*WHAT YOU WILL DO:* An exact copy of the records is required, minus the pictures they hold.
═════ SUPPLIED RECORDS
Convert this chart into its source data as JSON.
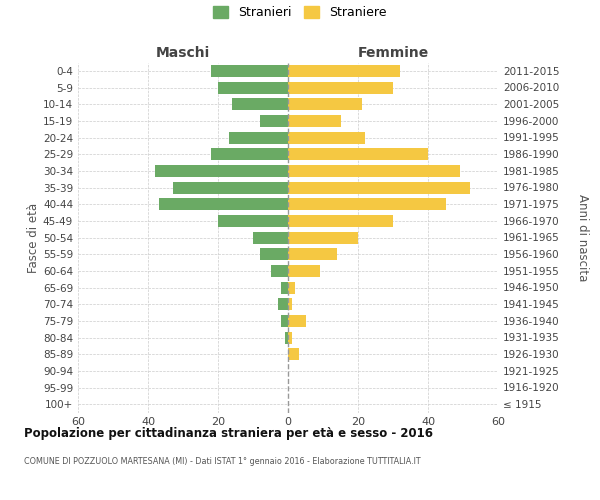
{
  "age_groups": [
    "100+",
    "95-99",
    "90-94",
    "85-89",
    "80-84",
    "75-79",
    "70-74",
    "65-69",
    "60-64",
    "55-59",
    "50-54",
    "45-49",
    "40-44",
    "35-39",
    "30-34",
    "25-29",
    "20-24",
    "15-19",
    "10-14",
    "5-9",
    "0-4"
  ],
  "birth_years": [
    "≤ 1915",
    "1916-1920",
    "1921-1925",
    "1926-1930",
    "1931-1935",
    "1936-1940",
    "1941-1945",
    "1946-1950",
    "1951-1955",
    "1956-1960",
    "1961-1965",
    "1966-1970",
    "1971-1975",
    "1976-1980",
    "1981-1985",
    "1986-1990",
    "1991-1995",
    "1996-2000",
    "2001-2005",
    "2006-2010",
    "2011-2015"
  ],
  "maschi": [
    0,
    0,
    0,
    0,
    1,
    2,
    3,
    2,
    5,
    8,
    10,
    20,
    37,
    33,
    38,
    22,
    17,
    8,
    16,
    20,
    22
  ],
  "femmine": [
    0,
    0,
    0,
    3,
    1,
    5,
    1,
    2,
    9,
    14,
    20,
    30,
    45,
    52,
    49,
    40,
    22,
    15,
    21,
    30,
    32
  ],
  "male_color": "#6aaa64",
  "female_color": "#f5c842",
  "background_color": "#ffffff",
  "grid_color": "#cccccc",
  "center_line_color": "#999999",
  "title": "Popolazione per cittadinanza straniera per età e sesso - 2016",
  "subtitle": "COMUNE DI POZZUOLO MARTESANA (MI) - Dati ISTAT 1° gennaio 2016 - Elaborazione TUTTITALIA.IT",
  "header_left": "Maschi",
  "header_right": "Femmine",
  "ylabel_left": "Fasce di età",
  "ylabel_right": "Anni di nascita",
  "legend_male": "Stranieri",
  "legend_female": "Straniere",
  "xlim": 60,
  "xticks_raw": [
    -60,
    -40,
    -20,
    0,
    20,
    40,
    60
  ],
  "xtick_labels": [
    "60",
    "40",
    "20",
    "0",
    "20",
    "40",
    "60"
  ]
}
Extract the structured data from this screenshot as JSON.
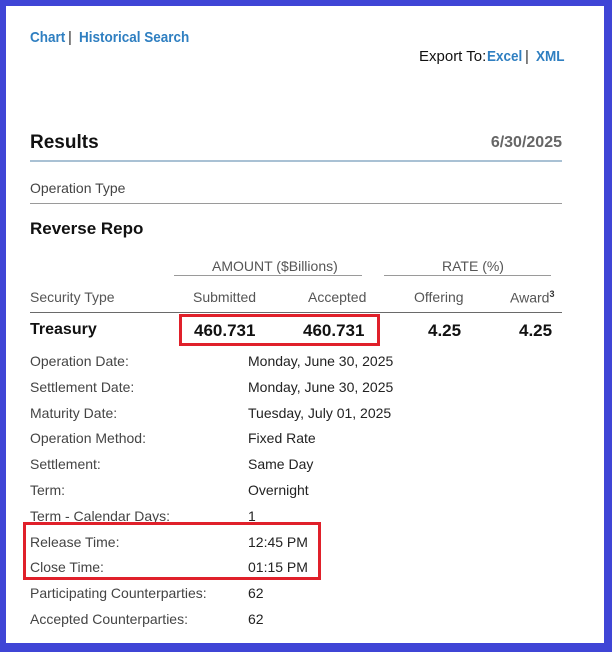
{
  "top_nav": {
    "chart": "Chart",
    "separator": "|",
    "historical_search": "Historical Search"
  },
  "export": {
    "label": "Export To:",
    "excel": "Excel",
    "separator": "|",
    "xml": "XML"
  },
  "results": {
    "title": "Results",
    "date": "6/30/2025"
  },
  "operation_type": {
    "label": "Operation Type",
    "value": "Reverse Repo"
  },
  "group_headers": {
    "amount": "AMOUNT ($Billions)",
    "rate": "RATE (%)"
  },
  "columns": {
    "security_type": "Security Type",
    "submitted": "Submitted",
    "accepted": "Accepted",
    "offering": "Offering",
    "award": "Award",
    "award_sup": "3"
  },
  "row": {
    "security": "Treasury",
    "submitted": "460.731",
    "accepted": "460.731",
    "offering": "4.25",
    "award": "4.25"
  },
  "details": [
    {
      "label": "Operation Date:",
      "value": "Monday, June 30, 2025"
    },
    {
      "label": "Settlement Date:",
      "value": "Monday, June 30, 2025"
    },
    {
      "label": "Maturity Date:",
      "value": "Tuesday, July 01, 2025"
    },
    {
      "label": "Operation Method:",
      "value": "Fixed Rate"
    },
    {
      "label": "Settlement:",
      "value": "Same Day"
    },
    {
      "label": "Term:",
      "value": "Overnight"
    },
    {
      "label": "Term - Calendar Days:",
      "value": "1"
    },
    {
      "label": "Release Time:",
      "value": "12:45 PM"
    },
    {
      "label": "Close Time:",
      "value": "01:15 PM"
    },
    {
      "label": "Participating Counterparties:",
      "value": "62"
    },
    {
      "label": "Accepted Counterparties:",
      "value": "62"
    }
  ],
  "highlight_color": "#e0202a",
  "link_color": "#2f7fc1",
  "frame_color": "#3f45d6"
}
══════════
*SOLUTION:*
Convert this chart into its source data as JSON.
{
  "age_groups": [
    "100+",
    "95-99",
    "90-94",
    "85-89",
    "80-84",
    "75-79",
    "70-74",
    "65-69",
    "60-64",
    "55-59",
    "50-54",
    "45-49",
    "40-44",
    "35-39",
    "30-34",
    "25-29",
    "20-24",
    "15-19",
    "10-14",
    "5-9",
    "0-4"
  ],
  "birth_years": [
    "≤ 1915",
    "1916-1920",
    "1921-1925",
    "1926-1930",
    "1931-1935",
    "1936-1940",
    "1941-1945",
    "1946-1950",
    "1951-1955",
    "1956-1960",
    "1961-1965",
    "1966-1970",
    "1971-1975",
    "1976-1980",
    "1981-1985",
    "1986-1990",
    "1991-1995",
    "1996-2000",
    "2001-2005",
    "2006-2010",
    "2011-2015"
  ],
  "maschi": [
    0,
    0,
    0,
    0,
    1,
    2,
    3,
    2,
    5,
    8,
    10,
    20,
    37,
    33,
    38,
    22,
    17,
    8,
    16,
    20,
    22
  ],
  "femmine": [
    0,
    0,
    0,
    3,
    1,
    5,
    1,
    2,
    9,
    14,
    20,
    30,
    45,
    52,
    49,
    40,
    22,
    15,
    21,
    30,
    32
  ],
  "male_color": "#6aaa64",
  "female_color": "#f5c842",
  "background_color": "#ffffff",
  "grid_color": "#cccccc",
  "center_line_color": "#999999",
  "title": "Popolazione per cittadinanza straniera per età e sesso - 2016",
  "subtitle": "COMUNE DI POZZUOLO MARTESANA (MI) - Dati ISTAT 1° gennaio 2016 - Elaborazione TUTTITALIA.IT",
  "header_left": "Maschi",
  "header_right": "Femmine",
  "ylabel_left": "Fasce di età",
  "ylabel_right": "Anni di nascita",
  "legend_male": "Stranieri",
  "legend_female": "Straniere",
  "xlim": 60,
  "xticks_raw": [
    -60,
    -40,
    -20,
    0,
    20,
    40,
    60
  ],
  "xtick_labels": [
    "60",
    "40",
    "20",
    "0",
    "20",
    "40",
    "60"
  ]
}
Extract the structured data from this screenshot as JSON.
{
  "top_nav": {
    "chart": "Chart",
    "separator": "|",
    "historical_search": "Historical Search"
  },
  "export": {
    "label": "Export To:",
    "excel": "Excel",
    "separator": "|",
    "xml": "XML"
  },
  "results": {
    "title": "Results",
    "date": "6/30/2025"
  },
  "operation_type": {
    "label": "Operation Type",
    "value": "Reverse Repo"
  },
  "group_headers": {
    "amount": "AMOUNT ($Billions)",
    "rate": "RATE (%)"
  },
  "columns": {
    "security_type": "Security Type",
    "submitted": "Submitted",
    "accepted": "Accepted",
    "offering": "Offering",
    "award": "Award",
    "award_sup": "3"
  },
  "row": {
    "security": "Treasury",
    "submitted": "460.731",
    "accepted": "460.731",
    "offering": "4.25",
    "award": "4.25"
  },
  "details": [
    {
      "label": "Operation Date:",
      "value": "Monday, June 30, 2025"
    },
    {
      "label": "Settlement Date:",
      "value": "Monday, June 30, 2025"
    },
    {
      "label": "Maturity Date:",
      "value": "Tuesday, July 01, 2025"
    },
    {
      "label": "Operation Method:",
      "value": "Fixed Rate"
    },
    {
      "label": "Settlement:",
      "value": "Same Day"
    },
    {
      "label": "Term:",
      "value": "Overnight"
    },
    {
      "label": "Term - Calendar Days:",
      "value": "1"
    },
    {
      "label": "Release Time:",
      "value": "12:45 PM"
    },
    {
      "label": "Close Time:",
      "value": "01:15 PM"
    },
    {
      "label": "Participating Counterparties:",
      "value": "62"
    },
    {
      "label": "Accepted Counterparties:",
      "value": "62"
    }
  ],
  "highlight_color": "#e0202a",
  "link_color": "#2f7fc1",
  "frame_color": "#3f45d6"
}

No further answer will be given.